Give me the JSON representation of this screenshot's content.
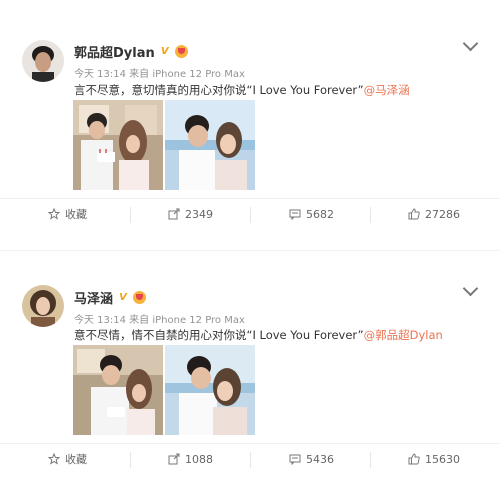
{
  "posts": [
    {
      "username": "郭品超Dylan",
      "v_badge": "V",
      "meta": "今天 13:14 来自 iPhone 12 Pro Max",
      "text_prefix": "言不尽意，意切情真的用心对你说“I Love You Forever”",
      "mention": "@马泽涵",
      "actions": {
        "favorite": "收藏",
        "repost": "2349",
        "comment": "5682",
        "like": "27286"
      }
    },
    {
      "username": "马泽涵",
      "v_badge": "V",
      "meta": "今天 13:14 来自 iPhone 12 Pro Max",
      "text_prefix": "意不尽情，情不自禁的用心对你说“I Love You Forever”",
      "mention": "@郭品超Dylan",
      "actions": {
        "favorite": "收藏",
        "repost": "1088",
        "comment": "5436",
        "like": "15630"
      }
    }
  ],
  "colors": {
    "mention": "#eb7350",
    "meta_gray": "#939393",
    "v_badge": "#f0a312"
  },
  "icons": [
    "star-icon",
    "share-icon",
    "comment-icon",
    "thumb-up-icon",
    "chevron-down-icon",
    "vip-crown-icon"
  ]
}
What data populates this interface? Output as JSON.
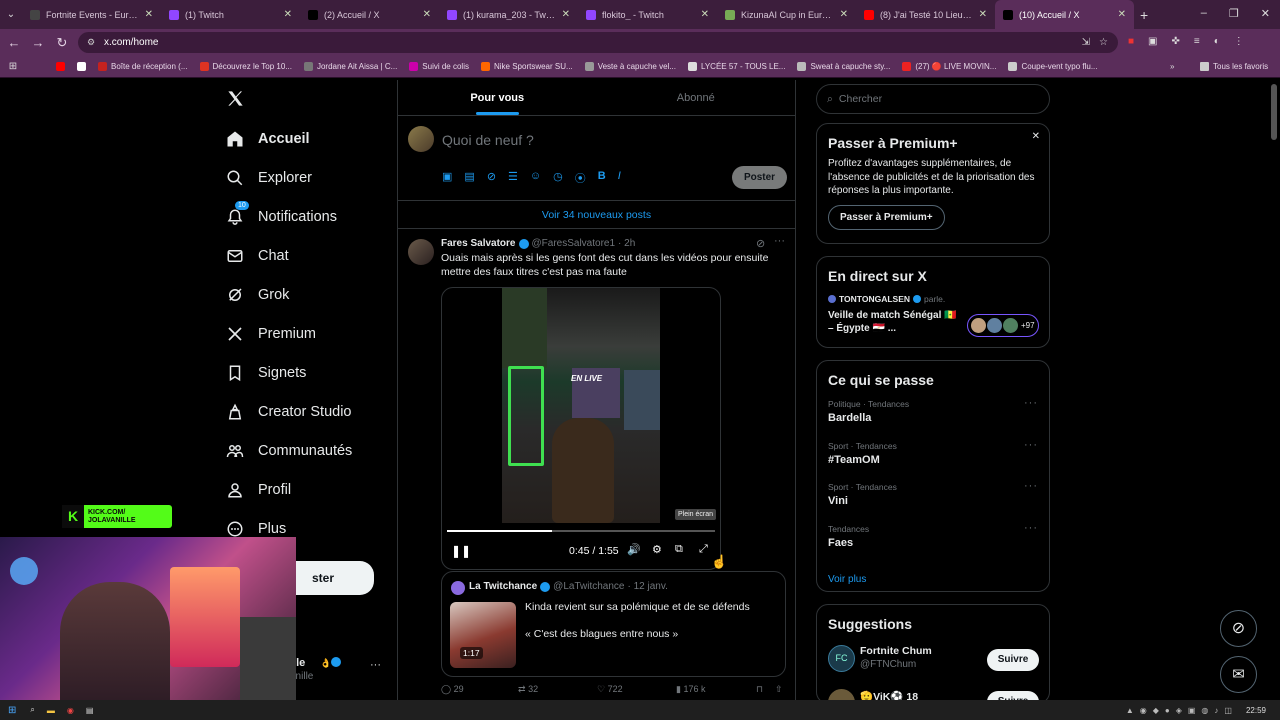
{
  "browser": {
    "tabs": [
      {
        "title": "Fortnite Events - Europe",
        "color": "#444"
      },
      {
        "title": "(1) Twitch",
        "color": "#9146ff"
      },
      {
        "title": "(2) Accueil / X",
        "color": "#000"
      },
      {
        "title": "(1) kurama_203 - Twitch",
        "color": "#9146ff"
      },
      {
        "title": "flokito_ - Twitch",
        "color": "#9146ff"
      },
      {
        "title": "KizunaAI Cup in Europe: 5",
        "color": "#7a5"
      },
      {
        "title": "(8) J'ai Testé 10 Lieux Not",
        "color": "#f00"
      },
      {
        "title": "(10) Accueil / X",
        "color": "#000"
      }
    ],
    "url": "x.com/home",
    "bookmarks": [
      "Boîte de réception (...",
      "Découvrez le Top 10...",
      "Jordane Ait Aissa | C...",
      "Suivi de colis",
      "Nike Sportswear SU...",
      "Veste à capuche vel...",
      "LYCÉE 57 - TOUS LE...",
      "Sweat à capuche sty...",
      "(27) 🔴 LIVE MOVIN...",
      "Coupe-vent typo flu..."
    ],
    "bookmarks_all": "Tous les favoris"
  },
  "nav": {
    "items": [
      {
        "label": "Accueil"
      },
      {
        "label": "Explorer"
      },
      {
        "label": "Notifications"
      },
      {
        "label": "Chat"
      },
      {
        "label": "Grok"
      },
      {
        "label": "Premium"
      },
      {
        "label": "Signets"
      },
      {
        "label": "Creator Studio"
      },
      {
        "label": "Communautés"
      },
      {
        "label": "Profil"
      },
      {
        "label": "Plus"
      }
    ],
    "notif_badge": "10",
    "post_button": "ster",
    "account_name": "ille",
    "account_handle": "anille"
  },
  "feed": {
    "tab_for_you": "Pour vous",
    "tab_following": "Abonné",
    "compose_placeholder": "Quoi de neuf ?",
    "post_button": "Poster",
    "new_posts": "Voir 34 nouveaux posts",
    "tweet": {
      "name": "Fares Salvatore",
      "handle": "@FaresSalvatore1",
      "time": "· 2h",
      "text": "Ouais mais après si les gens font des cut dans les vidéos pour ensuite mettre des faux titres c'est pas ma faute",
      "video_time": "0:45 / 1:55",
      "video_progress": 0.39,
      "tooltip": "Plein écran",
      "video_overlay": "EN LIVE",
      "quote": {
        "name": "La Twitchance",
        "handle": "@LaTwitchance",
        "date": "· 12 janv.",
        "line1": "Kinda revient sur sa polémique et de se défends",
        "line2": "« C'est des blagues entre nous »",
        "duration": "1:17"
      },
      "stats": {
        "replies": "29",
        "reposts": "32",
        "likes": "722",
        "views": "176 k"
      }
    }
  },
  "right": {
    "search_placeholder": "Chercher",
    "premium": {
      "title": "Passer à Premium+",
      "text": "Profitez d'avantages supplémentaires, de l'absence de publicités et de la priorisation des réponses la plus importante.",
      "button": "Passer à Premium+"
    },
    "live": {
      "title": "En direct sur X",
      "host": "TONTONGALSEN",
      "host_suffix": "parle.",
      "topic": "Veille de match Sénégal 🇸🇳 – Égypte 🇪🇬 ...",
      "count": "+97"
    },
    "trends": {
      "title": "Ce qui se passe",
      "items": [
        {
          "meta": "Politique · Tendances",
          "name": "Bardella"
        },
        {
          "meta": "Sport · Tendances",
          "name": "#TeamOM"
        },
        {
          "meta": "Sport · Tendances",
          "name": "Vini"
        },
        {
          "meta": "Tendances",
          "name": "Faes"
        }
      ],
      "more": "Voir plus"
    },
    "suggestions": {
      "title": "Suggestions",
      "items": [
        {
          "name": "Fortnite Chum",
          "handle": "@FTNChum",
          "button": "Suivre"
        },
        {
          "name": "🫡ViK⚽ 18",
          "handle": "",
          "button": "Suivre"
        }
      ]
    }
  },
  "overlay": {
    "kick_line1": "KICK.COM/",
    "kick_line2": "JOLAVANILLE"
  },
  "taskbar": {
    "time": "22:59"
  }
}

## Exercise aim
Pictures are excluded; output everything else in the data verbatim.

## Written response
Give me the JSON representation of this screenshot's content.
{
  "posts": [
    {
      "username": "郭品超Dylan",
      "v_badge": "V",
      "meta": "今天 13:14 来自 iPhone 12 Pro Max",
      "text_prefix": "言不尽意，意切情真的用心对你说“I Love You Forever”",
      "mention": "@马泽涵",
      "actions": {
        "favorite": "收藏",
        "repost": "2349",
        "comment": "5682",
        "like": "27286"
      }
    },
    {
      "username": "马泽涵",
      "v_badge": "V",
      "meta": "今天 13:14 来自 iPhone 12 Pro Max",
      "text_prefix": "意不尽情，情不自禁的用心对你说“I Love You Forever”",
      "mention": "@郭品超Dylan",
      "actions": {
        "favorite": "收藏",
        "repost": "1088",
        "comment": "5436",
        "like": "15630"
      }
    }
  ],
  "colors": {
    "mention": "#eb7350",
    "meta_gray": "#939393",
    "v_badge": "#f0a312"
  },
  "icons": [
    "star-icon",
    "share-icon",
    "comment-icon",
    "thumb-up-icon",
    "chevron-down-icon",
    "vip-crown-icon"
  ]
}
What data populates this interface? Output as JSON.
{
  "browser": {
    "tabs": [
      {
        "title": "Fortnite Events - Europe",
        "color": "#444"
      },
      {
        "title": "(1) Twitch",
        "color": "#9146ff"
      },
      {
        "title": "(2) Accueil / X",
        "color": "#000"
      },
      {
        "title": "(1) kurama_203 - Twitch",
        "color": "#9146ff"
      },
      {
        "title": "flokito_ - Twitch",
        "color": "#9146ff"
      },
      {
        "title": "KizunaAI Cup in Europe: 5",
        "color": "#7a5"
      },
      {
        "title": "(8) J'ai Testé 10 Lieux Not",
        "color": "#f00"
      },
      {
        "title": "(10) Accueil / X",
        "color": "#000"
      }
    ],
    "url": "x.com/home",
    "bookmarks": [
      "Boîte de réception (...",
      "Découvrez le Top 10...",
      "Jordane Ait Aissa | C...",
      "Suivi de colis",
      "Nike Sportswear SU...",
      "Veste à capuche vel...",
      "LYCÉE 57 - TOUS LE...",
      "Sweat à capuche sty...",
      "(27) 🔴 LIVE MOVIN...",
      "Coupe-vent typo flu..."
    ],
    "bookmarks_all": "Tous les favoris"
  },
  "nav": {
    "items": [
      {
        "label": "Accueil"
      },
      {
        "label": "Explorer"
      },
      {
        "label": "Notifications"
      },
      {
        "label": "Chat"
      },
      {
        "label": "Grok"
      },
      {
        "label": "Premium"
      },
      {
        "label": "Signets"
      },
      {
        "label": "Creator Studio"
      },
      {
        "label": "Communautés"
      },
      {
        "label": "Profil"
      },
      {
        "label": "Plus"
      }
    ],
    "notif_badge": "10",
    "post_button": "ster",
    "account_name": "ille",
    "account_handle": "anille"
  },
  "feed": {
    "tab_for_you": "Pour vous",
    "tab_following": "Abonné",
    "compose_placeholder": "Quoi de neuf ?",
    "post_button": "Poster",
    "new_posts": "Voir 34 nouveaux posts",
    "tweet": {
      "name": "Fares Salvatore",
      "handle": "@FaresSalvatore1",
      "time": "· 2h",
      "text": "Ouais mais après si les gens font des cut dans les vidéos pour ensuite mettre des faux titres c'est pas ma faute",
      "video_time": "0:45 / 1:55",
      "video_progress": 0.39,
      "tooltip": "Plein écran",
      "video_overlay": "EN LIVE",
      "quote": {
        "name": "La Twitchance",
        "handle": "@LaTwitchance",
        "date": "· 12 janv.",
        "line1": "Kinda revient sur sa polémique et de se défends",
        "line2": "« C'est des blagues entre nous »",
        "duration": "1:17"
      },
      "stats": {
        "replies": "29",
        "reposts": "32",
        "likes": "722",
        "views": "176 k"
      }
    }
  },
  "right": {
    "search_placeholder": "Chercher",
    "premium": {
      "title": "Passer à Premium+",
      "text": "Profitez d'avantages supplémentaires, de l'absence de publicités et de la priorisation des réponses la plus importante.",
      "button": "Passer à Premium+"
    },
    "live": {
      "title": "En direct sur X",
      "host": "TONTONGALSEN",
      "host_suffix": "parle.",
      "topic": "Veille de match Sénégal 🇸🇳 – Égypte 🇪🇬 ...",
      "count": "+97"
    },
    "trends": {
      "title": "Ce qui se passe",
      "items": [
        {
          "meta": "Politique · Tendances",
          "name": "Bardella"
        },
        {
          "meta": "Sport · Tendances",
          "name": "#TeamOM"
        },
        {
          "meta": "Sport · Tendances",
          "name": "Vini"
        },
        {
          "meta": "Tendances",
          "name": "Faes"
        }
      ],
      "more": "Voir plus"
    },
    "suggestions": {
      "title": "Suggestions",
      "items": [
        {
          "name": "Fortnite Chum",
          "handle": "@FTNChum",
          "button": "Suivre"
        },
        {
          "name": "🫡ViK⚽ 18",
          "handle": "",
          "button": "Suivre"
        }
      ]
    }
  },
  "overlay": {
    "kick_line1": "KICK.COM/",
    "kick_line2": "JOLAVANILLE"
  },
  "taskbar": {
    "time": "22:59"
  }
}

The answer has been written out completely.